** START OF Material supplied **

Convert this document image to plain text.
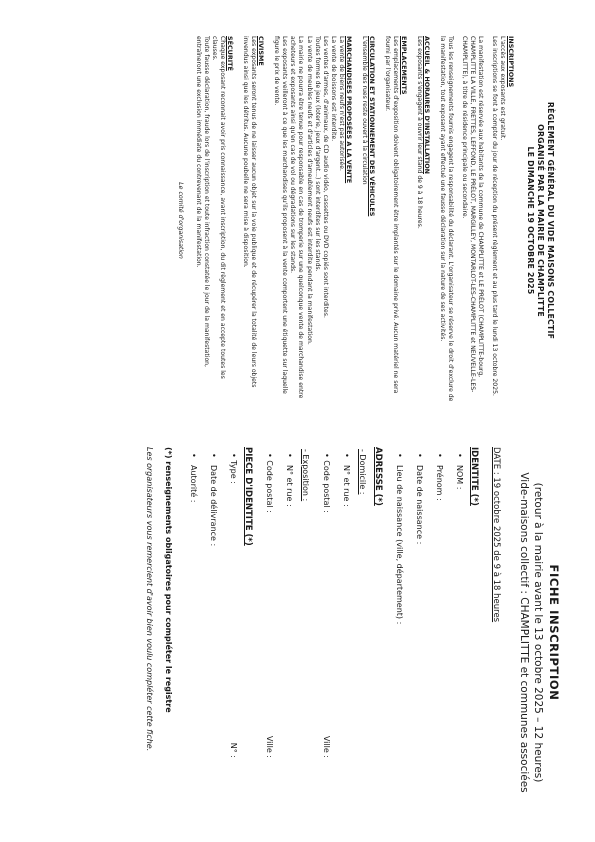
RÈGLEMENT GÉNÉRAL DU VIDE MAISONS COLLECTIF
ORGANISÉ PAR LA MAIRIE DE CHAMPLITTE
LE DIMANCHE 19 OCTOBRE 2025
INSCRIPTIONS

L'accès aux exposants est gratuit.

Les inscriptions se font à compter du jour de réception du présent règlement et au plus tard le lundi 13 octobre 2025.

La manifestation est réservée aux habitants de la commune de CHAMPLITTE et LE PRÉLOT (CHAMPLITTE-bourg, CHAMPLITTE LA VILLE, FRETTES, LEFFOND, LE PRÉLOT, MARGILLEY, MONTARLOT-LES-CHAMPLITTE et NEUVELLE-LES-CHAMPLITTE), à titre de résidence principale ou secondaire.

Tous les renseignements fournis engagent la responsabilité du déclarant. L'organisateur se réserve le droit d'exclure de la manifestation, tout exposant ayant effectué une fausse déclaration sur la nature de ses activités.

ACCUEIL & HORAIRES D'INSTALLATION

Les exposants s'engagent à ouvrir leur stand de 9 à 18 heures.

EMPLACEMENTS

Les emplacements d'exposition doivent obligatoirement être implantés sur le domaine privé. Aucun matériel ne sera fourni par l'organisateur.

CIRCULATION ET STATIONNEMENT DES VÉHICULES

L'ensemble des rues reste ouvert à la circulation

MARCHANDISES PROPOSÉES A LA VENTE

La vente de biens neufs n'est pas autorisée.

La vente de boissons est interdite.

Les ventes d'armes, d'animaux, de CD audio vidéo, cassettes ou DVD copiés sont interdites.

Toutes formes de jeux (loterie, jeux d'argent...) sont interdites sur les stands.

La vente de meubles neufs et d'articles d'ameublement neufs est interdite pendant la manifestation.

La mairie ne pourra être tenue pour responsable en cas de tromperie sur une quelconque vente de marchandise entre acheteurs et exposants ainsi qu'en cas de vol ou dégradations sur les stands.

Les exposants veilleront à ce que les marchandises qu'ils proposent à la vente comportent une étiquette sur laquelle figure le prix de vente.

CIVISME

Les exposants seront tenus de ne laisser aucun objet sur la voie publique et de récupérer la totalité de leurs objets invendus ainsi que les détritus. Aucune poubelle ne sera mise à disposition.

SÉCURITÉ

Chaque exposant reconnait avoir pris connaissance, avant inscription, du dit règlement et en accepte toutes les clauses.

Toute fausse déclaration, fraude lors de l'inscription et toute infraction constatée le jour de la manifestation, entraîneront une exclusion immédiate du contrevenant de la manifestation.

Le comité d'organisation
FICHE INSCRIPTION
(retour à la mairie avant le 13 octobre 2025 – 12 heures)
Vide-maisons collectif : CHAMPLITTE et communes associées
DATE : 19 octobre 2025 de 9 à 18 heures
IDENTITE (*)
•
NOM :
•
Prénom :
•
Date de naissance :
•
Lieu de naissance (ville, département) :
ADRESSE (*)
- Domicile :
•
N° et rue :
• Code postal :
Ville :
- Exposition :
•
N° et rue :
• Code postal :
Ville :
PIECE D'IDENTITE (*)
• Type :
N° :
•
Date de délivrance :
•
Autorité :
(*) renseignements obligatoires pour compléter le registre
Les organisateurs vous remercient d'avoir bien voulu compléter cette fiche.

** END OF Material supplied **

Task to complete:
Working from the lines above, reproduce the material exactly and exclude its pictures.

Result:
Convert this document image to plain text.
RÈGLEMENT GÉNÉRAL DU VIDE MAISONS COLLECTIF
ORGANISÉ PAR LA MAIRIE DE CHAMPLITTE
LE DIMANCHE 19 OCTOBRE 2025
INSCRIPTIONS

L'accès aux exposants est gratuit.

Les inscriptions se font à compter du jour de réception du présent règlement et au plus tard le lundi 13 octobre 2025.

La manifestation est réservée aux habitants de la commune de CHAMPLITTE et LE PRÉLOT (CHAMPLITTE-bourg, CHAMPLITTE LA VILLE, FRETTES, LEFFOND, LE PRÉLOT, MARGILLEY, MONTARLOT-LES-CHAMPLITTE et NEUVELLE-LES-CHAMPLITTE), à titre de résidence principale ou secondaire.

Tous les renseignements fournis engagent la responsabilité du déclarant. L'organisateur se réserve le droit d'exclure de la manifestation, tout exposant ayant effectué une fausse déclaration sur la nature de ses activités.

ACCUEIL & HORAIRES D'INSTALLATION

Les exposants s'engagent à ouvrir leur stand de 9 à 18 heures.

EMPLACEMENTS

Les emplacements d'exposition doivent obligatoirement être implantés sur le domaine privé. Aucun matériel ne sera fourni par l'organisateur.

CIRCULATION ET STATIONNEMENT DES VÉHICULES

L'ensemble des rues reste ouvert à la circulation

MARCHANDISES PROPOSÉES A LA VENTE

La vente de biens neufs n'est pas autorisée.

La vente de boissons est interdite.

Les ventes d'armes, d'animaux, de CD audio vidéo, cassettes ou DVD copiés sont interdites.

Toutes formes de jeux (loterie, jeux d'argent...) sont interdites sur les stands.

La vente de meubles neufs et d'articles d'ameublement neufs est interdite pendant la manifestation.

La mairie ne pourra être tenue pour responsable en cas de tromperie sur une quelconque vente de marchandise entre acheteurs et exposants ainsi qu'en cas de vol ou dégradations sur les stands.

Les exposants veilleront à ce que les marchandises qu'ils proposent à la vente comportent une étiquette sur laquelle figure le prix de vente.

CIVISME

Les exposants seront tenus de ne laisser aucun objet sur la voie publique et de récupérer la totalité de leurs objets invendus ainsi que les détritus. Aucune poubelle ne sera mise à disposition.

SÉCURITÉ

Chaque exposant reconnait avoir pris connaissance, avant inscription, du dit règlement et en accepte toutes les clauses.

Toute fausse déclaration, fraude lors de l'inscription et toute infraction constatée le jour de la manifestation, entraîneront une exclusion immédiate du contrevenant de la manifestation.

Le comité d'organisation
FICHE INSCRIPTION
(retour à la mairie avant le 13 octobre 2025 – 12 heures)
Vide-maisons collectif : CHAMPLITTE et communes associées
DATE : 19 octobre 2025 de 9 à 18 heures
IDENTITE (*)
•
NOM :
•
Prénom :
•
Date de naissance :
•
Lieu de naissance (ville, département) :
ADRESSE (*)
- Domicile :
•
N° et rue :
• Code postal :
Ville :
- Exposition :
•
N° et rue :
• Code postal :
Ville :
PIECE D'IDENTITE (*)
• Type :
N° :
•
Date de délivrance :
•
Autorité :
(*) renseignements obligatoires pour compléter le registre
Les organisateurs vous remercient d'avoir bien voulu compléter cette fiche.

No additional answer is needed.